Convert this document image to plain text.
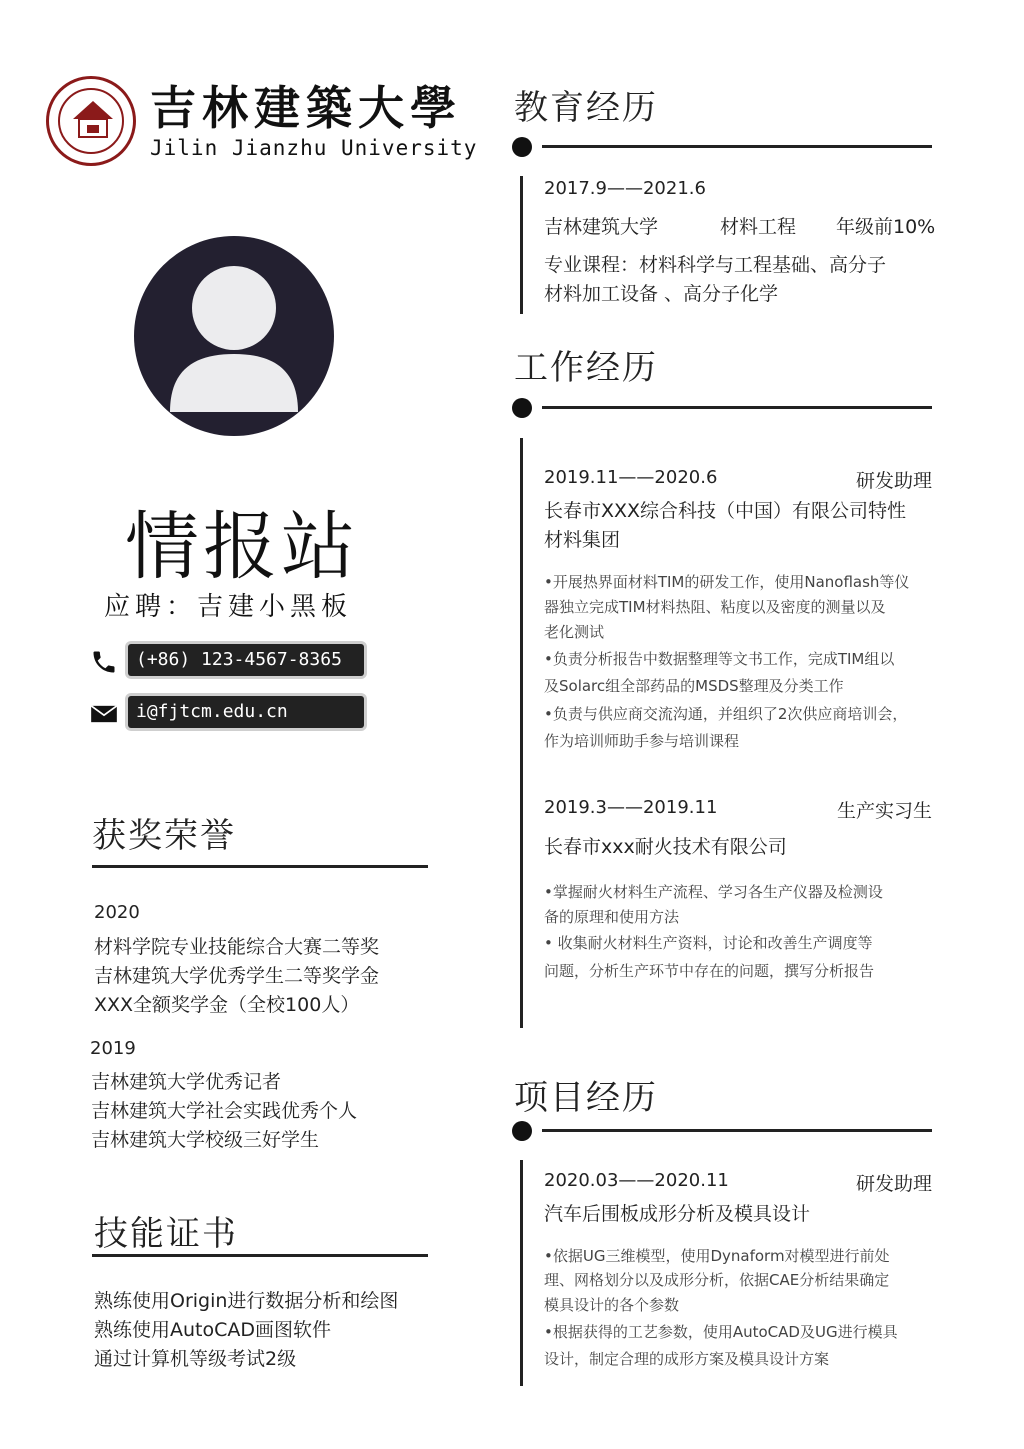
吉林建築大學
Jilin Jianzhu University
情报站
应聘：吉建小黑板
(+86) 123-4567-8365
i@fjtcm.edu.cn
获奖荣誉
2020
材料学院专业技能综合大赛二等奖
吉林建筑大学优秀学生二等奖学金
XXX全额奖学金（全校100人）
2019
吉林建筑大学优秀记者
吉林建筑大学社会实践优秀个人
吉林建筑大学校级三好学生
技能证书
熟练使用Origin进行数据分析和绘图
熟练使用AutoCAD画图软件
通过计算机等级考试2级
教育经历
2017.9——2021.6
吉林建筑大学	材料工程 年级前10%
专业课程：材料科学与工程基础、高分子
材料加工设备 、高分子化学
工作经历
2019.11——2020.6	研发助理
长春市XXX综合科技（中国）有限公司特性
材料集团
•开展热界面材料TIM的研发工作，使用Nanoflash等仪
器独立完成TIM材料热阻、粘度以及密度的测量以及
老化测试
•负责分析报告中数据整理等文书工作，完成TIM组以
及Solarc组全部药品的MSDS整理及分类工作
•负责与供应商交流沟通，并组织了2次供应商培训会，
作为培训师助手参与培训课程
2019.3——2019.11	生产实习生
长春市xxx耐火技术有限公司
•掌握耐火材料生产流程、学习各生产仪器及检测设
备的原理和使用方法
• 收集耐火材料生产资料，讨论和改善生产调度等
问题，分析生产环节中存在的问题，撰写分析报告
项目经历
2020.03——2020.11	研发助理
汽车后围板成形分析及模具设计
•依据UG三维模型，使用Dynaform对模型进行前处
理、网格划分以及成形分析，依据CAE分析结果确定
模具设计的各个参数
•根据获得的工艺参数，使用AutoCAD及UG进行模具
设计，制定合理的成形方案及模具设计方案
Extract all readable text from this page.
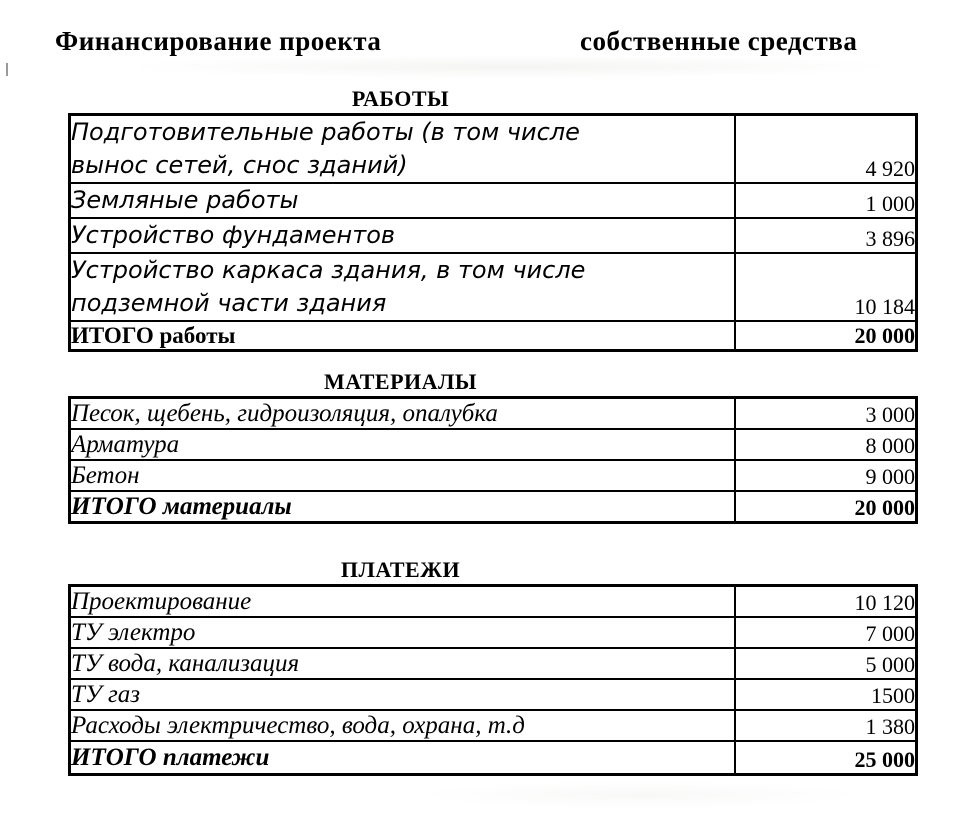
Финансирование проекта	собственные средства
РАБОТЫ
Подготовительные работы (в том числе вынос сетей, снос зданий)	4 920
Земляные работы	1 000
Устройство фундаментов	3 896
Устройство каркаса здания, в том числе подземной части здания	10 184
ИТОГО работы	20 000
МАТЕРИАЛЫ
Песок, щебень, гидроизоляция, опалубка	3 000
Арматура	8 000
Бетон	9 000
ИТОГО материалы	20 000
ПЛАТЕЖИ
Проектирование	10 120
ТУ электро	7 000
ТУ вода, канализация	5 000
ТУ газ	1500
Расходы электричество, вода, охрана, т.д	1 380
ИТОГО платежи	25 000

################

Exercise instructions =
Write out word for word every line from the line with "Extract all readable text from this page." through the final line of the records, both included, skipping the pictures.

Full solution =
Extract all readable text from this page.
Финансирование проекта	собственные средства
РАБОТЫ
Подготовительные работы (в том числе вынос сетей, снос зданий)	4 920
Земляные работы	1 000
Устройство фундаментов	3 896
Устройство каркаса здания, в том числе подземной части здания	10 184
ИТОГО работы	20 000
МАТЕРИАЛЫ
Песок, щебень, гидроизоляция, опалубка	3 000
Арматура	8 000
Бетон	9 000
ИТОГО материалы	20 000
ПЛАТЕЖИ
Проектирование	10 120
ТУ электро	7 000
ТУ вода, канализация	5 000
ТУ газ	1500
Расходы электричество, вода, охрана, т.д	1 380
ИТОГО платежи	25 000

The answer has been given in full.